> [Extracted data]:
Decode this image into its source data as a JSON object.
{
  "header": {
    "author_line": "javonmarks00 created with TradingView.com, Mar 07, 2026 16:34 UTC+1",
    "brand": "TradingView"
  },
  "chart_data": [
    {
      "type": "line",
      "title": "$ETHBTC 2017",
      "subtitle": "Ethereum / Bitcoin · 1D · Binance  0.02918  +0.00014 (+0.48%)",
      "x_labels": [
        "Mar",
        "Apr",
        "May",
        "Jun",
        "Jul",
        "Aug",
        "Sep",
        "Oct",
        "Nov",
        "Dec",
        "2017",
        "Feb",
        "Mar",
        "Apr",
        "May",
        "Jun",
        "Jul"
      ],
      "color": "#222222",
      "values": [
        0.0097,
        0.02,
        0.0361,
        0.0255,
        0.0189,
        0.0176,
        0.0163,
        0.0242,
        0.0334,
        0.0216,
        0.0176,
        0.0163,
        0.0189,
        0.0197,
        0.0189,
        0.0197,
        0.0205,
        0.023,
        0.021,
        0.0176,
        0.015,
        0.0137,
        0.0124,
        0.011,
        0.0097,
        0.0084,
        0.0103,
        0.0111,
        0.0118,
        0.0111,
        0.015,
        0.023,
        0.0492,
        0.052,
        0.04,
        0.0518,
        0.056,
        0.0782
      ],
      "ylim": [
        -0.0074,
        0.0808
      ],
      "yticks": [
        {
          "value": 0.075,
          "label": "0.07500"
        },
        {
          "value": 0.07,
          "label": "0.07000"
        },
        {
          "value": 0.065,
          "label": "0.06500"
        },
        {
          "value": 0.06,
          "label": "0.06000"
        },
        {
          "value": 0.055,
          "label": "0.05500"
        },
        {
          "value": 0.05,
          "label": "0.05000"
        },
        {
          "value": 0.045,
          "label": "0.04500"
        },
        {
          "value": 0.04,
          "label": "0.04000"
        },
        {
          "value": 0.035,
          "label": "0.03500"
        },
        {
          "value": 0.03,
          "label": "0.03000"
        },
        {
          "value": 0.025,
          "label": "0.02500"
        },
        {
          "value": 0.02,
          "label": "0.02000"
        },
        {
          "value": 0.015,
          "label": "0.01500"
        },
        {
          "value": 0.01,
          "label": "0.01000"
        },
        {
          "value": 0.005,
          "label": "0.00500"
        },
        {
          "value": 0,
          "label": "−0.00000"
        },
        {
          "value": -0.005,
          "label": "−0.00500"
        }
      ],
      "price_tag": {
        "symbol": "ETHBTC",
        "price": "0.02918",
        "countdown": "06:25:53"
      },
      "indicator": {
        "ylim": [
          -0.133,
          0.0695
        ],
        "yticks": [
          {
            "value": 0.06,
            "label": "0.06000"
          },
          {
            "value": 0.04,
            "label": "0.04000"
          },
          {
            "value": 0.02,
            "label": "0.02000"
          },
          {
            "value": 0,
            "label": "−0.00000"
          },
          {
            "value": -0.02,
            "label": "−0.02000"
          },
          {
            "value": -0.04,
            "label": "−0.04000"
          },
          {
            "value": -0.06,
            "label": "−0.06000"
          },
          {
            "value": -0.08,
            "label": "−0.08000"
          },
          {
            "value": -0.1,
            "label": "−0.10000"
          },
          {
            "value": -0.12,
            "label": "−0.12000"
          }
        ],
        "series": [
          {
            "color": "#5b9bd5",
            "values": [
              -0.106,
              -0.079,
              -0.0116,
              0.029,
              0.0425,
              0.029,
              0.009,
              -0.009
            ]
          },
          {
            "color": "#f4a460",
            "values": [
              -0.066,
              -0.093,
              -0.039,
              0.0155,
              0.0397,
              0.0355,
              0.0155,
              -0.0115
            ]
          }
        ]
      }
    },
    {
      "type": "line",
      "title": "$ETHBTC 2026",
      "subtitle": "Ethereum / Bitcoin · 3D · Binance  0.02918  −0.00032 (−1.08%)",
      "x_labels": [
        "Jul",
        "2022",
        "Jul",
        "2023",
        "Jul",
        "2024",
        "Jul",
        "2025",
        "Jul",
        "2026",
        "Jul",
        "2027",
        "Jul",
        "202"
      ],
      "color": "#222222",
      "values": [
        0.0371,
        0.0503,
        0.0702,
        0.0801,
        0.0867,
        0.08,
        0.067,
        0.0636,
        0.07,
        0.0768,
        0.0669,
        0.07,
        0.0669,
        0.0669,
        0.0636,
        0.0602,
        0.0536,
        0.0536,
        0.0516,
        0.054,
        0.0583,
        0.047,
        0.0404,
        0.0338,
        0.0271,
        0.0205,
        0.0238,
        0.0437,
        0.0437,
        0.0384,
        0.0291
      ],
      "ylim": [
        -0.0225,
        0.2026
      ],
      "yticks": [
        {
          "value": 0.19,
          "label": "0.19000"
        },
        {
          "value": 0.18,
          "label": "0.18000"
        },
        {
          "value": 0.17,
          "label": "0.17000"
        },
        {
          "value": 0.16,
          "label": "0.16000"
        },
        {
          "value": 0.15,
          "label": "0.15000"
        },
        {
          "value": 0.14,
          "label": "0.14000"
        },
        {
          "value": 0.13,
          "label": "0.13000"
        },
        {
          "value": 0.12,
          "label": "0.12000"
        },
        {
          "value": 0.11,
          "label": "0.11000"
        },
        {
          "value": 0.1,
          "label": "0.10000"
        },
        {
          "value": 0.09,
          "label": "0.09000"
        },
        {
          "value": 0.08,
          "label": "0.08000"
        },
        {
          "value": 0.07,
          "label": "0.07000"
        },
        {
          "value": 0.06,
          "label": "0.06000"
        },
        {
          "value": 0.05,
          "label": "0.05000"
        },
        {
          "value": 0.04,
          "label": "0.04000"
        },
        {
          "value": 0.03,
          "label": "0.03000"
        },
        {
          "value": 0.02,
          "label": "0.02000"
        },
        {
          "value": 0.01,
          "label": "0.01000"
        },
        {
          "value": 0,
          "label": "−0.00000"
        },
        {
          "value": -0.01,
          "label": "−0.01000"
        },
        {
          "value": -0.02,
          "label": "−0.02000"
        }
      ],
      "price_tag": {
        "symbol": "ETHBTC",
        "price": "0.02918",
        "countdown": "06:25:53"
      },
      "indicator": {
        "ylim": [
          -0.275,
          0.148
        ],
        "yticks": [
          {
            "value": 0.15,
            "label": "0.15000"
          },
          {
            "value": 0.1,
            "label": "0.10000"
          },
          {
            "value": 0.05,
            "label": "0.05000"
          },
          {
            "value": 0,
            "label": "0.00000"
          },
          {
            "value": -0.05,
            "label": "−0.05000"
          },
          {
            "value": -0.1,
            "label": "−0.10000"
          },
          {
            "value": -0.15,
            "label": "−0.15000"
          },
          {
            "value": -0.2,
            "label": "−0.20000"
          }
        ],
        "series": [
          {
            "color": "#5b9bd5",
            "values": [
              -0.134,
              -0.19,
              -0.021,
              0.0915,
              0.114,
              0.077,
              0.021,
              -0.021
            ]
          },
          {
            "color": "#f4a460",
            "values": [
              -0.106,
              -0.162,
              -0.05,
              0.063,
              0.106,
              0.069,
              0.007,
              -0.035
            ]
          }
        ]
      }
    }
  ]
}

> [What you have to do]: Exactly reproduce the material above.

> [Reply to the exercise]:
Decode this image into its source data as a JSON object.
{
  "header": {
    "author_line": "javonmarks00 created with TradingView.com, Mar 07, 2026 16:34 UTC+1",
    "brand": "TradingView"
  },
  "chart_data": [
    {
      "type": "line",
      "title": "$ETHBTC 2017",
      "subtitle": "Ethereum / Bitcoin · 1D · Binance  0.02918  +0.00014 (+0.48%)",
      "x_labels": [
        "Mar",
        "Apr",
        "May",
        "Jun",
        "Jul",
        "Aug",
        "Sep",
        "Oct",
        "Nov",
        "Dec",
        "2017",
        "Feb",
        "Mar",
        "Apr",
        "May",
        "Jun",
        "Jul"
      ],
      "color": "#222222",
      "values": [
        0.0097,
        0.02,
        0.0361,
        0.0255,
        0.0189,
        0.0176,
        0.0163,
        0.0242,
        0.0334,
        0.0216,
        0.0176,
        0.0163,
        0.0189,
        0.0197,
        0.0189,
        0.0197,
        0.0205,
        0.023,
        0.021,
        0.0176,
        0.015,
        0.0137,
        0.0124,
        0.011,
        0.0097,
        0.0084,
        0.0103,
        0.0111,
        0.0118,
        0.0111,
        0.015,
        0.023,
        0.0492,
        0.052,
        0.04,
        0.0518,
        0.056,
        0.0782
      ],
      "ylim": [
        -0.0074,
        0.0808
      ],
      "yticks": [
        {
          "value": 0.075,
          "label": "0.07500"
        },
        {
          "value": 0.07,
          "label": "0.07000"
        },
        {
          "value": 0.065,
          "label": "0.06500"
        },
        {
          "value": 0.06,
          "label": "0.06000"
        },
        {
          "value": 0.055,
          "label": "0.05500"
        },
        {
          "value": 0.05,
          "label": "0.05000"
        },
        {
          "value": 0.045,
          "label": "0.04500"
        },
        {
          "value": 0.04,
          "label": "0.04000"
        },
        {
          "value": 0.035,
          "label": "0.03500"
        },
        {
          "value": 0.03,
          "label": "0.03000"
        },
        {
          "value": 0.025,
          "label": "0.02500"
        },
        {
          "value": 0.02,
          "label": "0.02000"
        },
        {
          "value": 0.015,
          "label": "0.01500"
        },
        {
          "value": 0.01,
          "label": "0.01000"
        },
        {
          "value": 0.005,
          "label": "0.00500"
        },
        {
          "value": 0,
          "label": "−0.00000"
        },
        {
          "value": -0.005,
          "label": "−0.00500"
        }
      ],
      "price_tag": {
        "symbol": "ETHBTC",
        "price": "0.02918",
        "countdown": "06:25:53"
      },
      "indicator": {
        "ylim": [
          -0.133,
          0.0695
        ],
        "yticks": [
          {
            "value": 0.06,
            "label": "0.06000"
          },
          {
            "value": 0.04,
            "label": "0.04000"
          },
          {
            "value": 0.02,
            "label": "0.02000"
          },
          {
            "value": 0,
            "label": "−0.00000"
          },
          {
            "value": -0.02,
            "label": "−0.02000"
          },
          {
            "value": -0.04,
            "label": "−0.04000"
          },
          {
            "value": -0.06,
            "label": "−0.06000"
          },
          {
            "value": -0.08,
            "label": "−0.08000"
          },
          {
            "value": -0.1,
            "label": "−0.10000"
          },
          {
            "value": -0.12,
            "label": "−0.12000"
          }
        ],
        "series": [
          {
            "color": "#5b9bd5",
            "values": [
              -0.106,
              -0.079,
              -0.0116,
              0.029,
              0.0425,
              0.029,
              0.009,
              -0.009
            ]
          },
          {
            "color": "#f4a460",
            "values": [
              -0.066,
              -0.093,
              -0.039,
              0.0155,
              0.0397,
              0.0355,
              0.0155,
              -0.0115
            ]
          }
        ]
      }
    },
    {
      "type": "line",
      "title": "$ETHBTC 2026",
      "subtitle": "Ethereum / Bitcoin · 3D · Binance  0.02918  −0.00032 (−1.08%)",
      "x_labels": [
        "Jul",
        "2022",
        "Jul",
        "2023",
        "Jul",
        "2024",
        "Jul",
        "2025",
        "Jul",
        "2026",
        "Jul",
        "2027",
        "Jul",
        "202"
      ],
      "color": "#222222",
      "values": [
        0.0371,
        0.0503,
        0.0702,
        0.0801,
        0.0867,
        0.08,
        0.067,
        0.0636,
        0.07,
        0.0768,
        0.0669,
        0.07,
        0.0669,
        0.0669,
        0.0636,
        0.0602,
        0.0536,
        0.0536,
        0.0516,
        0.054,
        0.0583,
        0.047,
        0.0404,
        0.0338,
        0.0271,
        0.0205,
        0.0238,
        0.0437,
        0.0437,
        0.0384,
        0.0291
      ],
      "ylim": [
        -0.0225,
        0.2026
      ],
      "yticks": [
        {
          "value": 0.19,
          "label": "0.19000"
        },
        {
          "value": 0.18,
          "label": "0.18000"
        },
        {
          "value": 0.17,
          "label": "0.17000"
        },
        {
          "value": 0.16,
          "label": "0.16000"
        },
        {
          "value": 0.15,
          "label": "0.15000"
        },
        {
          "value": 0.14,
          "label": "0.14000"
        },
        {
          "value": 0.13,
          "label": "0.13000"
        },
        {
          "value": 0.12,
          "label": "0.12000"
        },
        {
          "value": 0.11,
          "label": "0.11000"
        },
        {
          "value": 0.1,
          "label": "0.10000"
        },
        {
          "value": 0.09,
          "label": "0.09000"
        },
        {
          "value": 0.08,
          "label": "0.08000"
        },
        {
          "value": 0.07,
          "label": "0.07000"
        },
        {
          "value": 0.06,
          "label": "0.06000"
        },
        {
          "value": 0.05,
          "label": "0.05000"
        },
        {
          "value": 0.04,
          "label": "0.04000"
        },
        {
          "value": 0.03,
          "label": "0.03000"
        },
        {
          "value": 0.02,
          "label": "0.02000"
        },
        {
          "value": 0.01,
          "label": "0.01000"
        },
        {
          "value": 0,
          "label": "−0.00000"
        },
        {
          "value": -0.01,
          "label": "−0.01000"
        },
        {
          "value": -0.02,
          "label": "−0.02000"
        }
      ],
      "price_tag": {
        "symbol": "ETHBTC",
        "price": "0.02918",
        "countdown": "06:25:53"
      },
      "indicator": {
        "ylim": [
          -0.275,
          0.148
        ],
        "yticks": [
          {
            "value": 0.15,
            "label": "0.15000"
          },
          {
            "value": 0.1,
            "label": "0.10000"
          },
          {
            "value": 0.05,
            "label": "0.05000"
          },
          {
            "value": 0,
            "label": "0.00000"
          },
          {
            "value": -0.05,
            "label": "−0.05000"
          },
          {
            "value": -0.1,
            "label": "−0.10000"
          },
          {
            "value": -0.15,
            "label": "−0.15000"
          },
          {
            "value": -0.2,
            "label": "−0.20000"
          }
        ],
        "series": [
          {
            "color": "#5b9bd5",
            "values": [
              -0.134,
              -0.19,
              -0.021,
              0.0915,
              0.114,
              0.077,
              0.021,
              -0.021
            ]
          },
          {
            "color": "#f4a460",
            "values": [
              -0.106,
              -0.162,
              -0.05,
              0.063,
              0.106,
              0.069,
              0.007,
              -0.035
            ]
          }
        ]
      }
    }
  ]
}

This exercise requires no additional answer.